Job:
Output the data below in full, byte for byte. Nothing may differ.

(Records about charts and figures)
..............................
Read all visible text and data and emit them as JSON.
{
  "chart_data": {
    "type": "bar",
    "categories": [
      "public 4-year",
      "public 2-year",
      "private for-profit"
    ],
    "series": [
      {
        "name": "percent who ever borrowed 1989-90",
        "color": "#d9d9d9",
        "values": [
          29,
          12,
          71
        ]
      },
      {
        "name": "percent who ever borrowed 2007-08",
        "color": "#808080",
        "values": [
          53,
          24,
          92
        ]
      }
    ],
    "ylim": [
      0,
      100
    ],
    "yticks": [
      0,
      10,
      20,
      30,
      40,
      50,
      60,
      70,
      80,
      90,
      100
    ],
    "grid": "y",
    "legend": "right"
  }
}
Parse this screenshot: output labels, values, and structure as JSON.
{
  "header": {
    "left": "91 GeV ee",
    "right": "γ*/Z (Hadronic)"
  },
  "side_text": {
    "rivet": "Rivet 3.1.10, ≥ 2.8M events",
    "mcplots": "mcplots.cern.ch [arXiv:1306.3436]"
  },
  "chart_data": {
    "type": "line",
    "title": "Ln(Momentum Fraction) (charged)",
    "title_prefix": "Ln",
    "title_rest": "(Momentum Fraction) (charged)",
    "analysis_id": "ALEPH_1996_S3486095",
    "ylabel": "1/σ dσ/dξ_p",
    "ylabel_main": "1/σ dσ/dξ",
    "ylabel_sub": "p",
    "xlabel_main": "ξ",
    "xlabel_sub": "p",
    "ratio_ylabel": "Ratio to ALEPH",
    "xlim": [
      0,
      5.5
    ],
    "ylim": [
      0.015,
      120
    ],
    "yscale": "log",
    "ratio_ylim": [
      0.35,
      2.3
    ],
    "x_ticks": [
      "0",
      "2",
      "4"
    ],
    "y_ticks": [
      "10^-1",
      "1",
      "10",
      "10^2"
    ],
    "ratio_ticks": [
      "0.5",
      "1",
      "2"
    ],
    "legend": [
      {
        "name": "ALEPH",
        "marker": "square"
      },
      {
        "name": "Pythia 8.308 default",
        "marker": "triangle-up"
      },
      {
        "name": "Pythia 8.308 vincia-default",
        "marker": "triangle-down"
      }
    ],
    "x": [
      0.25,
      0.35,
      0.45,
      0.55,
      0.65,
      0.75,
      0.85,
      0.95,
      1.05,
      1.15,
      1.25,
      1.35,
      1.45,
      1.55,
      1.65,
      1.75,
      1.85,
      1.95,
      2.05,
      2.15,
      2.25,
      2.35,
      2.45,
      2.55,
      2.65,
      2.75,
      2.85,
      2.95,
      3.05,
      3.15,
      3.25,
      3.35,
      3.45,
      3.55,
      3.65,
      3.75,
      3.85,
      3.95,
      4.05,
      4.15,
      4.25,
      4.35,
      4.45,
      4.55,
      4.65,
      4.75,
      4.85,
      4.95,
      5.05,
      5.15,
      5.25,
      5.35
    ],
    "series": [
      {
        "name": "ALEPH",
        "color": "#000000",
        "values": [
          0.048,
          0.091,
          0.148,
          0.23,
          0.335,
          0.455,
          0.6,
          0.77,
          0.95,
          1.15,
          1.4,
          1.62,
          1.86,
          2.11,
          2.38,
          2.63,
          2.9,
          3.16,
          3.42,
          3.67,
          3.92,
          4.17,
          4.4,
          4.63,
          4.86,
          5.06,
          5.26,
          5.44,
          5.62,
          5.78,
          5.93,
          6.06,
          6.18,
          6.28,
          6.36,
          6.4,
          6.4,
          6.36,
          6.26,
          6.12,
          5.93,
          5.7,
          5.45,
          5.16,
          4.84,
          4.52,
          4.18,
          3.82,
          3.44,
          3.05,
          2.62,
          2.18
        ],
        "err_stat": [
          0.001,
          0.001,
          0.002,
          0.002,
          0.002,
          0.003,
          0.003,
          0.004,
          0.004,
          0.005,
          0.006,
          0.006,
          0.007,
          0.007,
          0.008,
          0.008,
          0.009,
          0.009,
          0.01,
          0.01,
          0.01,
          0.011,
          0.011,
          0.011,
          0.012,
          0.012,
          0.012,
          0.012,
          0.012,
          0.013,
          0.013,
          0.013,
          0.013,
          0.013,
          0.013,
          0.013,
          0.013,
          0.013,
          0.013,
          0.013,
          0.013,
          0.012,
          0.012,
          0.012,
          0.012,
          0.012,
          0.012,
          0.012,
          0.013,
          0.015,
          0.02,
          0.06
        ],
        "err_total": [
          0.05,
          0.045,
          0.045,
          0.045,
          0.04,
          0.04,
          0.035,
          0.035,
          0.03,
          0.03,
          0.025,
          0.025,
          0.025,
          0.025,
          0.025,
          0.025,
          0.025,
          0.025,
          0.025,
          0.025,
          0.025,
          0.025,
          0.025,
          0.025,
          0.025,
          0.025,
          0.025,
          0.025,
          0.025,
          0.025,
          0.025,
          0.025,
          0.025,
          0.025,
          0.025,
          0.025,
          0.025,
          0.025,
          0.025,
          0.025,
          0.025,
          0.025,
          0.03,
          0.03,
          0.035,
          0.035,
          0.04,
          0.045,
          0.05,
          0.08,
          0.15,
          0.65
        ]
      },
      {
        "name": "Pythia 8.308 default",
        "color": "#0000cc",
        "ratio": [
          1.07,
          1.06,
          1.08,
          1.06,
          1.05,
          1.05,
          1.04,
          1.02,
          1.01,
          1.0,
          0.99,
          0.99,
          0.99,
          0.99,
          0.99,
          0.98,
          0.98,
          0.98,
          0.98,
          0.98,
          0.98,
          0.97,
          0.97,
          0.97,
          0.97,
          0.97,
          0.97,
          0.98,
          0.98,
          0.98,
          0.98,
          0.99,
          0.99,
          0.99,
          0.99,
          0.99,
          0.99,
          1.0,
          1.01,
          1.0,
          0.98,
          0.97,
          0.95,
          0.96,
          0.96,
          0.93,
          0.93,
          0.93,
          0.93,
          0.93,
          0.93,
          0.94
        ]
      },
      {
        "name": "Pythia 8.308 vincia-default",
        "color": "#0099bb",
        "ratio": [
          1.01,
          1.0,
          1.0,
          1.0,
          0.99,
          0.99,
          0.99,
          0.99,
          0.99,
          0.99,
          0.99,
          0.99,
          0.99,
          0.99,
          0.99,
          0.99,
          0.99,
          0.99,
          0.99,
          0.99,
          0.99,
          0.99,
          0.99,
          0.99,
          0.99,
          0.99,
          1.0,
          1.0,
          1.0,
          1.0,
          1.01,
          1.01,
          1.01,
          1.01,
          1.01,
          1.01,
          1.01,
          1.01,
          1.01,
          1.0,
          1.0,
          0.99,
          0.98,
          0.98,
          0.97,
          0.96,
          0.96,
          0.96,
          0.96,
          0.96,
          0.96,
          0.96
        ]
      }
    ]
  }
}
..............................
Solution to this exercise:
Read all visible text and data and emit them as JSON.
{
  "chart_data": {
    "type": "bar",
    "categories": [
      "public 4-year",
      "public 2-year",
      "private for-profit"
    ],
    "series": [
      {
        "name": "percent who ever borrowed 1989-90",
        "color": "#d9d9d9",
        "values": [
          29,
          12,
          71
        ]
      },
      {
        "name": "percent who ever borrowed 2007-08",
        "color": "#808080",
        "values": [
          53,
          24,
          92
        ]
      }
    ],
    "ylim": [
      0,
      100
    ],
    "yticks": [
      0,
      10,
      20,
      30,
      40,
      50,
      60,
      70,
      80,
      90,
      100
    ],
    "grid": "y",
    "legend": "right"
  }
}
Parse this screenshot: output labels, values, and structure as JSON.
{
  "header": {
    "left": "91 GeV ee",
    "right": "γ*/Z (Hadronic)"
  },
  "side_text": {
    "rivet": "Rivet 3.1.10, ≥ 2.8M events",
    "mcplots": "mcplots.cern.ch [arXiv:1306.3436]"
  },
  "chart_data": {
    "type": "line",
    "title": "Ln(Momentum Fraction) (charged)",
    "title_prefix": "Ln",
    "title_rest": "(Momentum Fraction) (charged)",
    "analysis_id": "ALEPH_1996_S3486095",
    "ylabel": "1/σ dσ/dξ_p",
    "ylabel_main": "1/σ dσ/dξ",
    "ylabel_sub": "p",
    "xlabel_main": "ξ",
    "xlabel_sub": "p",
    "ratio_ylabel": "Ratio to ALEPH",
    "xlim": [
      0,
      5.5
    ],
    "ylim": [
      0.015,
      120
    ],
    "yscale": "log",
    "ratio_ylim": [
      0.35,
      2.3
    ],
    "x_ticks": [
      "0",
      "2",
      "4"
    ],
    "y_ticks": [
      "10^-1",
      "1",
      "10",
      "10^2"
    ],
    "ratio_ticks": [
      "0.5",
      "1",
      "2"
    ],
    "legend": [
      {
        "name": "ALEPH",
        "marker": "square"
      },
      {
        "name": "Pythia 8.308 default",
        "marker": "triangle-up"
      },
      {
        "name": "Pythia 8.308 vincia-default",
        "marker": "triangle-down"
      }
    ],
    "x": [
      0.25,
      0.35,
      0.45,
      0.55,
      0.65,
      0.75,
      0.85,
      0.95,
      1.05,
      1.15,
      1.25,
      1.35,
      1.45,
      1.55,
      1.65,
      1.75,
      1.85,
      1.95,
      2.05,
      2.15,
      2.25,
      2.35,
      2.45,
      2.55,
      2.65,
      2.75,
      2.85,
      2.95,
      3.05,
      3.15,
      3.25,
      3.35,
      3.45,
      3.55,
      3.65,
      3.75,
      3.85,
      3.95,
      4.05,
      4.15,
      4.25,
      4.35,
      4.45,
      4.55,
      4.65,
      4.75,
      4.85,
      4.95,
      5.05,
      5.15,
      5.25,
      5.35
    ],
    "series": [
      {
        "name": "ALEPH",
        "color": "#000000",
        "values": [
          0.048,
          0.091,
          0.148,
          0.23,
          0.335,
          0.455,
          0.6,
          0.77,
          0.95,
          1.15,
          1.4,
          1.62,
          1.86,
          2.11,
          2.38,
          2.63,
          2.9,
          3.16,
          3.42,
          3.67,
          3.92,
          4.17,
          4.4,
          4.63,
          4.86,
          5.06,
          5.26,
          5.44,
          5.62,
          5.78,
          5.93,
          6.06,
          6.18,
          6.28,
          6.36,
          6.4,
          6.4,
          6.36,
          6.26,
          6.12,
          5.93,
          5.7,
          5.45,
          5.16,
          4.84,
          4.52,
          4.18,
          3.82,
          3.44,
          3.05,
          2.62,
          2.18
        ],
        "err_stat": [
          0.001,
          0.001,
          0.002,
          0.002,
          0.002,
          0.003,
          0.003,
          0.004,
          0.004,
          0.005,
          0.006,
          0.006,
          0.007,
          0.007,
          0.008,
          0.008,
          0.009,
          0.009,
          0.01,
          0.01,
          0.01,
          0.011,
          0.011,
          0.011,
          0.012,
          0.012,
          0.012,
          0.012,
          0.012,
          0.013,
          0.013,
          0.013,
          0.013,
          0.013,
          0.013,
          0.013,
          0.013,
          0.013,
          0.013,
          0.013,
          0.013,
          0.012,
          0.012,
          0.012,
          0.012,
          0.012,
          0.012,
          0.012,
          0.013,
          0.015,
          0.02,
          0.06
        ],
        "err_total": [
          0.05,
          0.045,
          0.045,
          0.045,
          0.04,
          0.04,
          0.035,
          0.035,
          0.03,
          0.03,
          0.025,
          0.025,
          0.025,
          0.025,
          0.025,
          0.025,
          0.025,
          0.025,
          0.025,
          0.025,
          0.025,
          0.025,
          0.025,
          0.025,
          0.025,
          0.025,
          0.025,
          0.025,
          0.025,
          0.025,
          0.025,
          0.025,
          0.025,
          0.025,
          0.025,
          0.025,
          0.025,
          0.025,
          0.025,
          0.025,
          0.025,
          0.025,
          0.03,
          0.03,
          0.035,
          0.035,
          0.04,
          0.045,
          0.05,
          0.08,
          0.15,
          0.65
        ]
      },
      {
        "name": "Pythia 8.308 default",
        "color": "#0000cc",
        "ratio": [
          1.07,
          1.06,
          1.08,
          1.06,
          1.05,
          1.05,
          1.04,
          1.02,
          1.01,
          1.0,
          0.99,
          0.99,
          0.99,
          0.99,
          0.99,
          0.98,
          0.98,
          0.98,
          0.98,
          0.98,
          0.98,
          0.97,
          0.97,
          0.97,
          0.97,
          0.97,
          0.97,
          0.98,
          0.98,
          0.98,
          0.98,
          0.99,
          0.99,
          0.99,
          0.99,
          0.99,
          0.99,
          1.0,
          1.01,
          1.0,
          0.98,
          0.97,
          0.95,
          0.96,
          0.96,
          0.93,
          0.93,
          0.93,
          0.93,
          0.93,
          0.93,
          0.94
        ]
      },
      {
        "name": "Pythia 8.308 vincia-default",
        "color": "#0099bb",
        "ratio": [
          1.01,
          1.0,
          1.0,
          1.0,
          0.99,
          0.99,
          0.99,
          0.99,
          0.99,
          0.99,
          0.99,
          0.99,
          0.99,
          0.99,
          0.99,
          0.99,
          0.99,
          0.99,
          0.99,
          0.99,
          0.99,
          0.99,
          0.99,
          0.99,
          0.99,
          0.99,
          1.0,
          1.0,
          1.0,
          1.0,
          1.01,
          1.01,
          1.01,
          1.01,
          1.01,
          1.01,
          1.01,
          1.01,
          1.01,
          1.0,
          1.0,
          0.99,
          0.98,
          0.98,
          0.97,
          0.96,
          0.96,
          0.96,
          0.96,
          0.96,
          0.96,
          0.96
        ]
      }
    ]
  }
}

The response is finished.